** Task to carry out **
In the entries below, find every line with "madres" and copy it.

** Task data **
● ● ●

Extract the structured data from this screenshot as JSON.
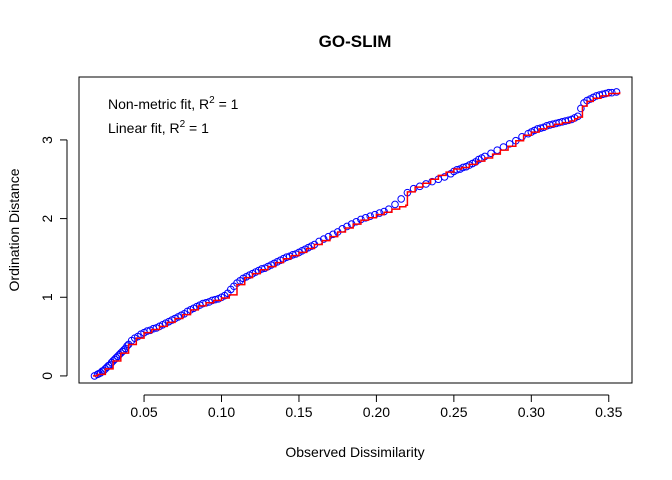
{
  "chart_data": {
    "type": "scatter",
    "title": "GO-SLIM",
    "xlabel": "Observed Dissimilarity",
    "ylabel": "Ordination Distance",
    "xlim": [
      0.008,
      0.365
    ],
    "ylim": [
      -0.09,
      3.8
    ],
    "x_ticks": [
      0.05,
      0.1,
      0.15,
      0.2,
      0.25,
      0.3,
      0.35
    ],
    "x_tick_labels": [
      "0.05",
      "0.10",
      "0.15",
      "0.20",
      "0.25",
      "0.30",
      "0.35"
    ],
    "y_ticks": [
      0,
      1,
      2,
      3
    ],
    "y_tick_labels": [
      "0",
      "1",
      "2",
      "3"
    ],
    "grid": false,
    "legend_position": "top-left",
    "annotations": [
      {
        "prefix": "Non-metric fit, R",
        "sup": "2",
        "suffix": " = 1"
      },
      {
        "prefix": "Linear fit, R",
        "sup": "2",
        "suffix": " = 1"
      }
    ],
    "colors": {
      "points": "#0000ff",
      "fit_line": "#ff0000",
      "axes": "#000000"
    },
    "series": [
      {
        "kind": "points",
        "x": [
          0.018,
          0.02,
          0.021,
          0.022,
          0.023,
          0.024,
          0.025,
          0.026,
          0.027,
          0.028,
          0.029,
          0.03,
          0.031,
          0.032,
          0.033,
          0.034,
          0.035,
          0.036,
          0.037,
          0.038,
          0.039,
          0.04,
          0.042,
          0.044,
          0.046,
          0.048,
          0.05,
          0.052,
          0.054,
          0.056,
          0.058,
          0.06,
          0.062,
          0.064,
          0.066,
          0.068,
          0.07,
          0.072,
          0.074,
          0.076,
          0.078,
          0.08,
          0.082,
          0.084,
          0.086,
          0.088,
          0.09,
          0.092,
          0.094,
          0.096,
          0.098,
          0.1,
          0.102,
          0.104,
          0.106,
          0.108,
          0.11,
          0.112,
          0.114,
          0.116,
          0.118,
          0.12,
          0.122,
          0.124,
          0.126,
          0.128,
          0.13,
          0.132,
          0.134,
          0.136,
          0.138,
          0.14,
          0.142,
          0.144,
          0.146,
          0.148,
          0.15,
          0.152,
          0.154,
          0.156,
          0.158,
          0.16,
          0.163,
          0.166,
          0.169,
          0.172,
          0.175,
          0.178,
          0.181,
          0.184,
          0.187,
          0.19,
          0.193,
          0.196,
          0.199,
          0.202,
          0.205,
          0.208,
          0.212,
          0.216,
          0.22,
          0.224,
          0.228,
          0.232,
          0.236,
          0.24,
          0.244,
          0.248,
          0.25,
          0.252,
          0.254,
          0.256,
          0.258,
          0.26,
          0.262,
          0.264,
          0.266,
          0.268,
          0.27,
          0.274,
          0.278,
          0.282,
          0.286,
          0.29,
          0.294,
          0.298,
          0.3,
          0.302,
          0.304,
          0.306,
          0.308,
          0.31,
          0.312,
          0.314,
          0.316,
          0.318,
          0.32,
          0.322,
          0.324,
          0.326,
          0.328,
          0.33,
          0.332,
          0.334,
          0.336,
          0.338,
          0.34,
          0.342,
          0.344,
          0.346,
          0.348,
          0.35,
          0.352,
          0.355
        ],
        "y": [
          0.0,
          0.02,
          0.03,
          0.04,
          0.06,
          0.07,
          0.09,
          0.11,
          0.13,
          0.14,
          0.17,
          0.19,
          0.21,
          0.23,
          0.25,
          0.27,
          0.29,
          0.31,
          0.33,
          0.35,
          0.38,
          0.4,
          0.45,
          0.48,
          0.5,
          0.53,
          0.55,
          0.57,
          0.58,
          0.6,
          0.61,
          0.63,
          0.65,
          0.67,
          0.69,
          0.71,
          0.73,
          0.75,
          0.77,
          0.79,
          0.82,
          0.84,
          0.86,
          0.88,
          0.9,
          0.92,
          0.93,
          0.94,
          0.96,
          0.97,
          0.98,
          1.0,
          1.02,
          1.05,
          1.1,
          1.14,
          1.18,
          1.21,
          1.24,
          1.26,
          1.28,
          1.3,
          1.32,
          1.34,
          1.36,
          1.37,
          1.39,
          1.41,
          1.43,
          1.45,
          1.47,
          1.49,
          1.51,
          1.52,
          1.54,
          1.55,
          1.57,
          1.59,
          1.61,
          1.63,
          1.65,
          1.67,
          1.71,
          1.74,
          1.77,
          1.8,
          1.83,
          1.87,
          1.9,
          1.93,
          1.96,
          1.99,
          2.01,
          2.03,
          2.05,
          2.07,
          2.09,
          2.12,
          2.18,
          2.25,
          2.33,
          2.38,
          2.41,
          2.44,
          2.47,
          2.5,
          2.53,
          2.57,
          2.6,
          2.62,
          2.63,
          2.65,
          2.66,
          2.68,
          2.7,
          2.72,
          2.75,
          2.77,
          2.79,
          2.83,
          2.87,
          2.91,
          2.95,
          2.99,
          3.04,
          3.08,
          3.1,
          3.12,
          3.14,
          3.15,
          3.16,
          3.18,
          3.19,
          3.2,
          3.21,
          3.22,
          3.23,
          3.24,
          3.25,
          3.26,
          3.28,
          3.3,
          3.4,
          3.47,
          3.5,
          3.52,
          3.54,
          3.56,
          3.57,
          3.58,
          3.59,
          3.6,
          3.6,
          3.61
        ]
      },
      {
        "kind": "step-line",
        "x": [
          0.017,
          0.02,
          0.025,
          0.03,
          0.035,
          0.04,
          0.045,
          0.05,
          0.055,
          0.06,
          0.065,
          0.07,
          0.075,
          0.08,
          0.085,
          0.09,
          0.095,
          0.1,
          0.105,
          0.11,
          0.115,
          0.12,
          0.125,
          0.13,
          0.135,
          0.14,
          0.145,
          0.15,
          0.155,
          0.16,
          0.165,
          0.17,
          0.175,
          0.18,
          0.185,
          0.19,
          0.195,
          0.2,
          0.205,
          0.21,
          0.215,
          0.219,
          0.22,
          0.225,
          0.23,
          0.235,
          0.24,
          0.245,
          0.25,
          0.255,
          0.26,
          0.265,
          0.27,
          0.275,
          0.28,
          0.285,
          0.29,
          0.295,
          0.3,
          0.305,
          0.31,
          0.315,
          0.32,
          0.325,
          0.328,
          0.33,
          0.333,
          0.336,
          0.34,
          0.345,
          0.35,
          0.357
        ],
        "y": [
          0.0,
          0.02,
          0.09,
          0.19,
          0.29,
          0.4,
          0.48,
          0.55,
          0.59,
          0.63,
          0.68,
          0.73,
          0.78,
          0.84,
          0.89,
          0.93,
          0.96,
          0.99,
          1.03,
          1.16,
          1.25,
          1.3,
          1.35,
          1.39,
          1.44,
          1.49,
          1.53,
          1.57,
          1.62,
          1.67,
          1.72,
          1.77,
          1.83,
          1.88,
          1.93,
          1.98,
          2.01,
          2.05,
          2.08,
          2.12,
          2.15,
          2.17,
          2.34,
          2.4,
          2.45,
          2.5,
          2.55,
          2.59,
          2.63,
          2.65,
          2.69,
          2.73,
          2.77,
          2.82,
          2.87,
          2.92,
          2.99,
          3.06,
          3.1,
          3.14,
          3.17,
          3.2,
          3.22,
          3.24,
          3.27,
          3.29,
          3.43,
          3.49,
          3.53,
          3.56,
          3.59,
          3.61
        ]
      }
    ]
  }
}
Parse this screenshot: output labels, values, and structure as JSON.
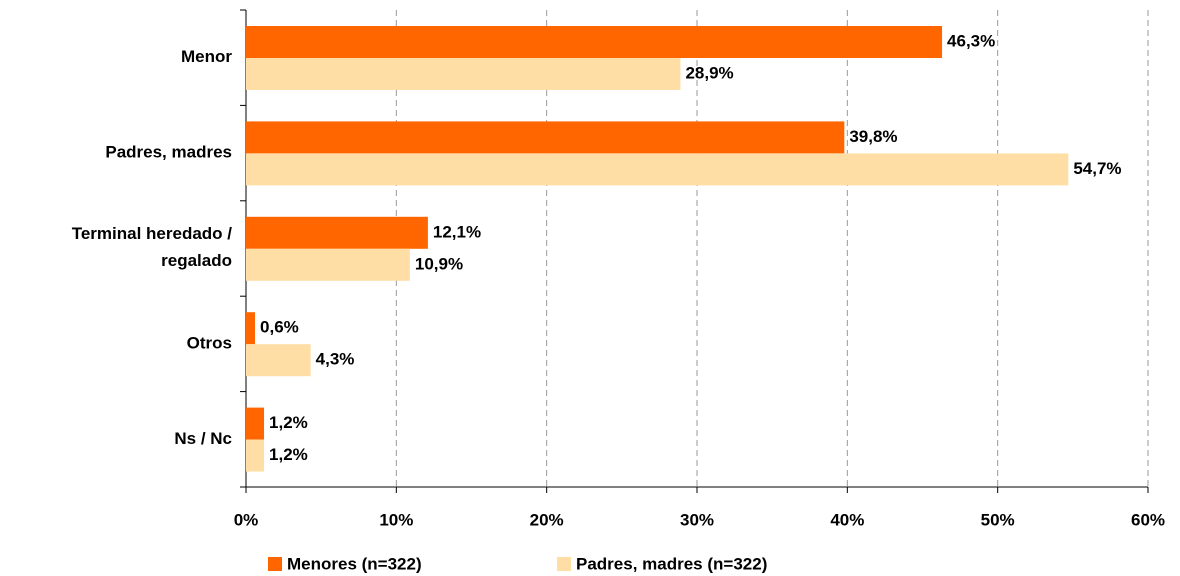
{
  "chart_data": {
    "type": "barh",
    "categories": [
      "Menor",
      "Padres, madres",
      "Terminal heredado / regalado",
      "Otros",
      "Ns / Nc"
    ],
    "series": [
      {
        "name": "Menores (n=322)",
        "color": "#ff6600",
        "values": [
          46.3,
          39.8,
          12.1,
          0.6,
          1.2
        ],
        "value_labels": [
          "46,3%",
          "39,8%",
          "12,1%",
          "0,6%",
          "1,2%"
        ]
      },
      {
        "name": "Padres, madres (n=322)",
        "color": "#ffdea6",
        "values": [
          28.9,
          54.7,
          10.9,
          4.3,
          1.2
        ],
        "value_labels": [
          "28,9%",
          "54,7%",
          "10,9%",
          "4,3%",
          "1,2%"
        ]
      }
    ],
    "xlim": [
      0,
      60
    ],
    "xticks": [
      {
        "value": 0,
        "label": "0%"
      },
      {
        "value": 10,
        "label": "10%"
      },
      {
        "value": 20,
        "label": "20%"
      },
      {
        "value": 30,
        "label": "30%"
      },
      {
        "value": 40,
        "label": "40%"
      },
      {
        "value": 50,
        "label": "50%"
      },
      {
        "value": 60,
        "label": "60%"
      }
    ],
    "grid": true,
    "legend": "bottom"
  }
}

● ● ●

** Full output **
      "Padres, madres",
        "name": "Padres, madres (n=322)",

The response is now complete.